Requirements — Locate the lines that hold the string "DANIEL". Copy every such line.
--- Supplied records ---
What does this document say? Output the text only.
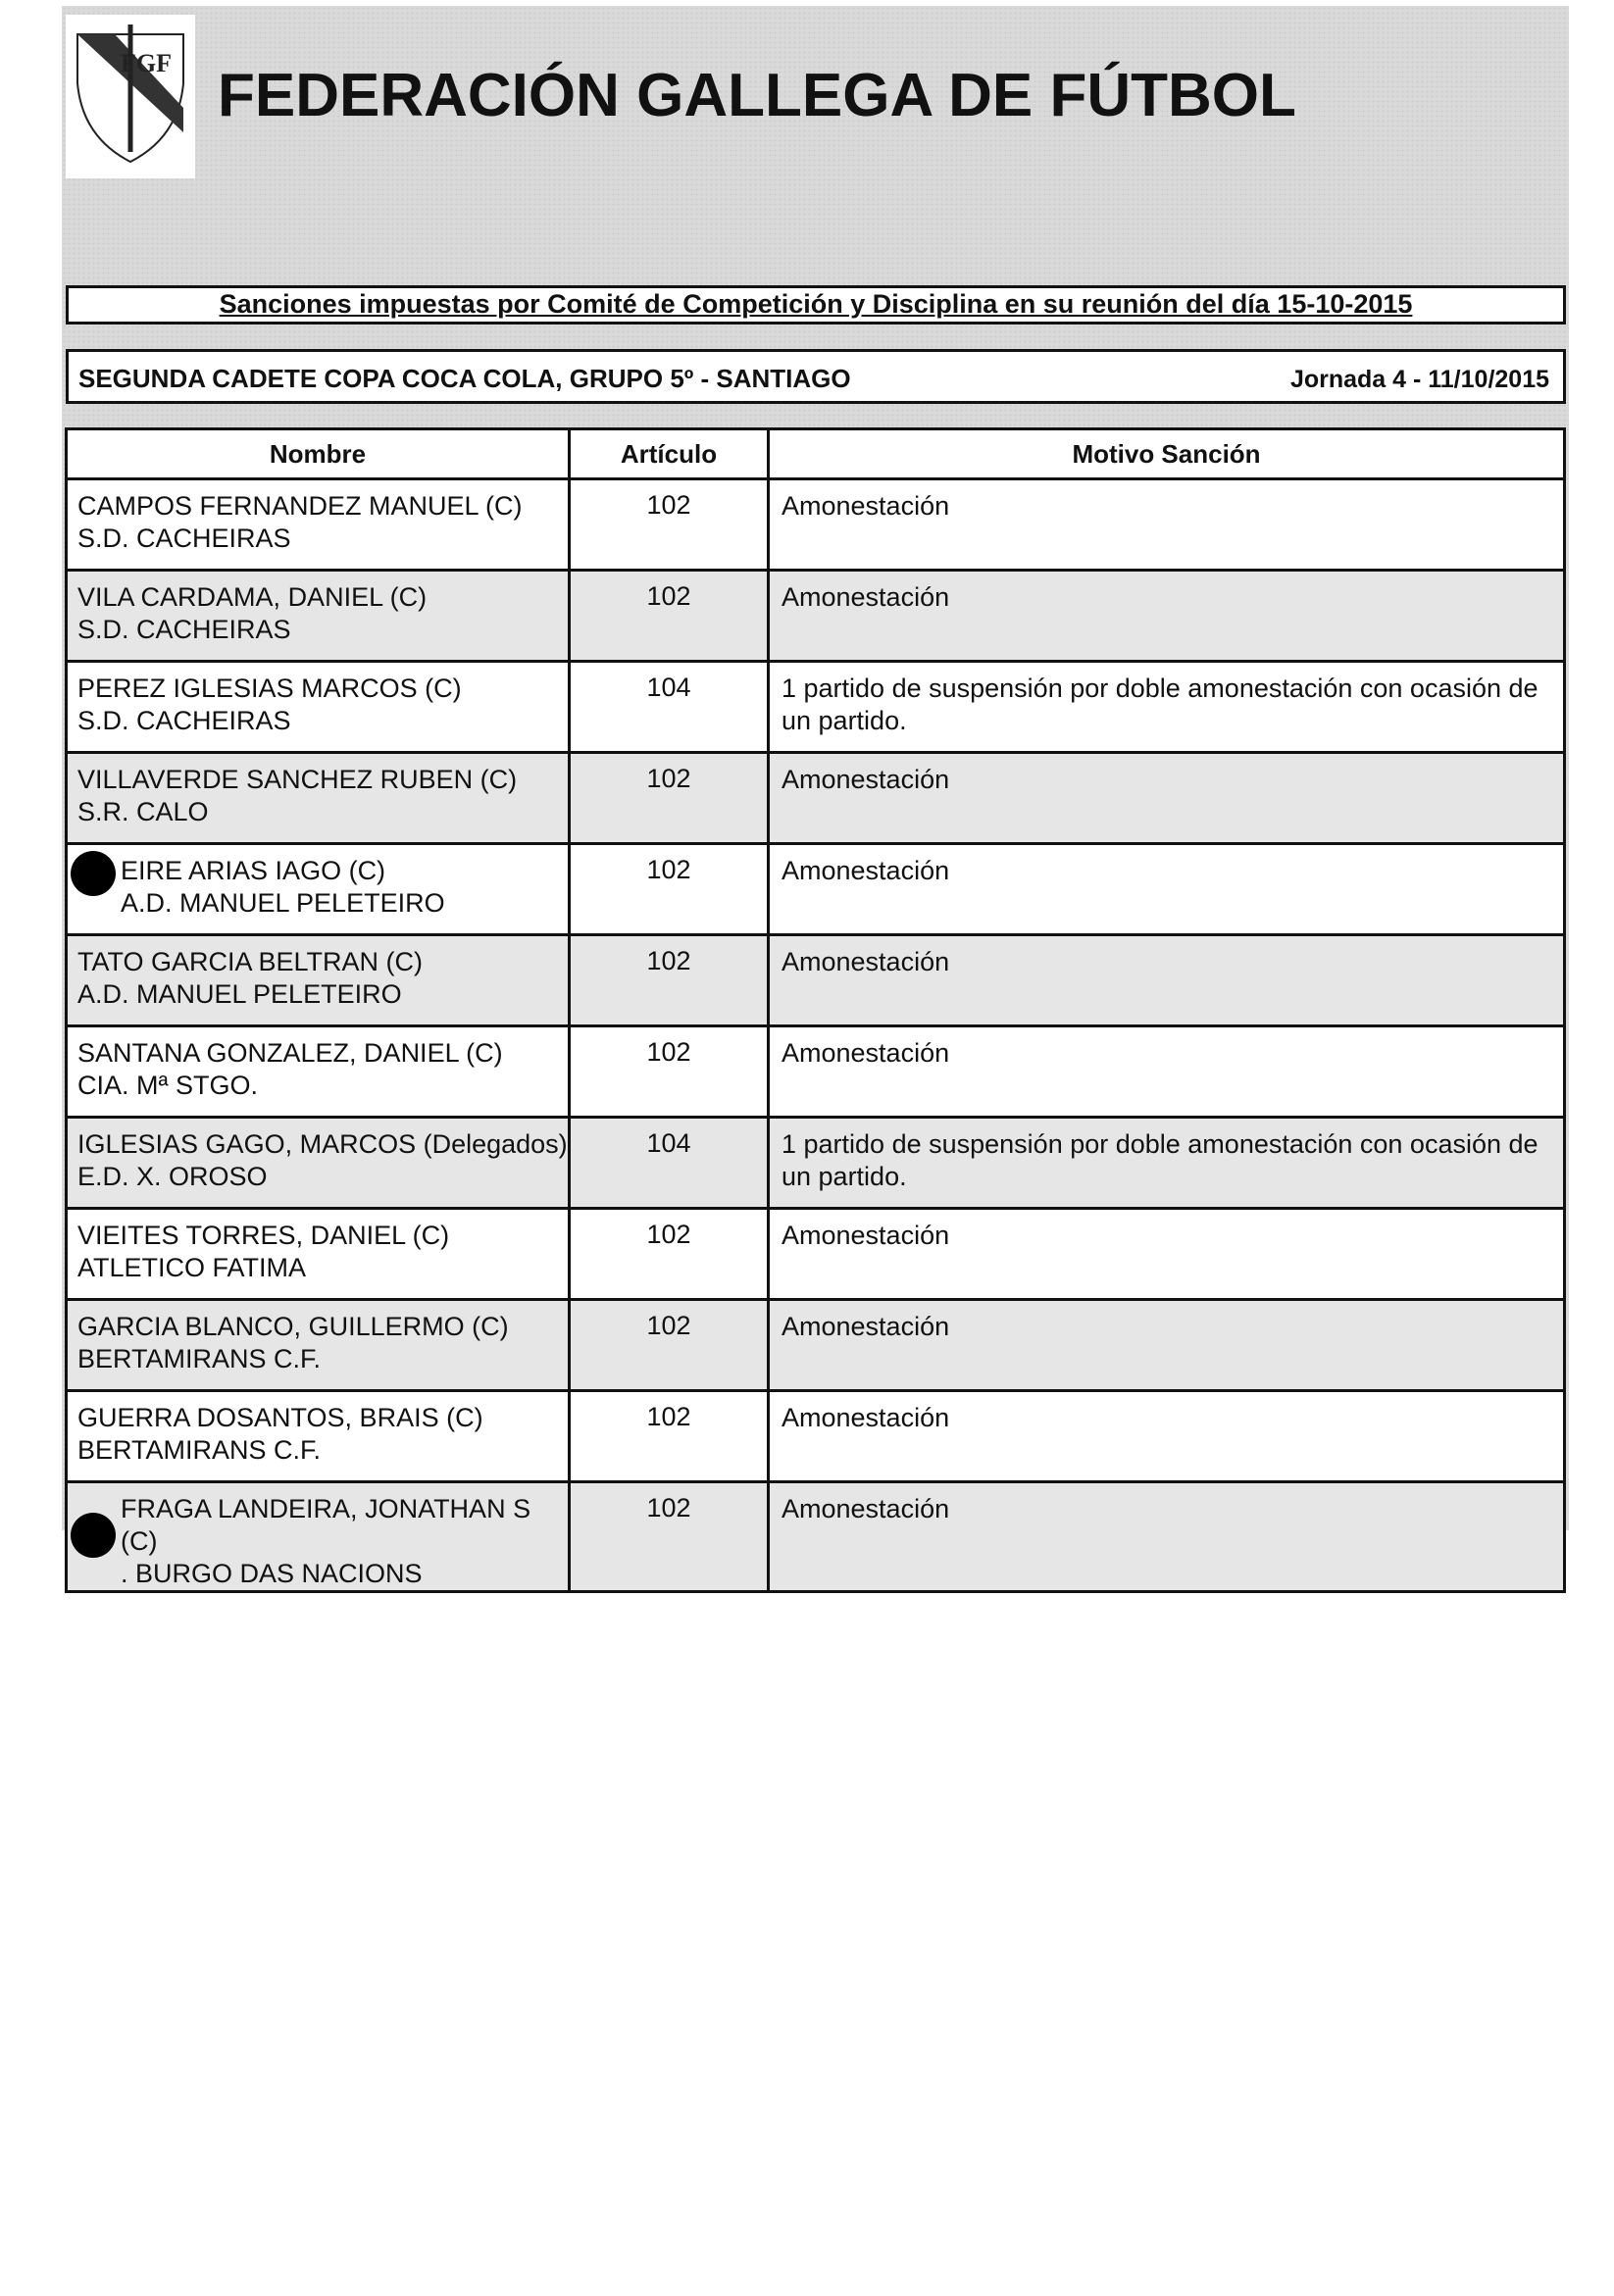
FGF FEDERACIÓN GALLEGA DE FÚTBOL
Sanciones impuestas por Comité de Competición y Disciplina en su reunión del día 15-10-2015
SEGUNDA CADETE COPA COCA COLA, GRUPO 5º - SANTIAGO	Jornada 4 - 11/10/2015
Nombre	Artículo	Motivo Sanción

CAMPOS FERNANDEZ MANUEL (C)
S.D. CACHEIRAS	102	Amonestación

VILA CARDAMA, DANIEL (C)
S.D. CACHEIRAS	102	Amonestación

PEREZ IGLESIAS MARCOS (C)
S.D. CACHEIRAS	104	1 partido de suspensión por doble amonestación con ocasión de un partido.

VILLAVERDE SANCHEZ RUBEN (C)
S.R. CALO	102	Amonestación

EIRE ARIAS IAGO (C)
A.D. MANUEL PELETEIRO	102	Amonestación

TATO GARCIA BELTRAN (C)
A.D. MANUEL PELETEIRO	102	Amonestación

SANTANA GONZALEZ, DANIEL (C)
CIA. Mª STGO.	102	Amonestación

IGLESIAS GAGO, MARCOS (Delegados)
E.D. X. OROSO	104	1 partido de suspensión por doble amonestación con ocasión de un partido.

VIEITES TORRES, DANIEL (C)
ATLETICO FATIMA	102	Amonestación

GARCIA BLANCO, GUILLERMO (C)
BERTAMIRANS C.F.	102	Amonestación

GUERRA DOSANTOS, BRAIS (C)
BERTAMIRANS C.F.	102	Amonestación

FRAGA LANDEIRA, JONATHAN S (C)
. BURGO DAS NACIONS	102	Amonestación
---
Task answer —
VILA CARDAMA, DANIEL (C)
SANTANA GONZALEZ, DANIEL (C)
VIEITES TORRES, DANIEL (C)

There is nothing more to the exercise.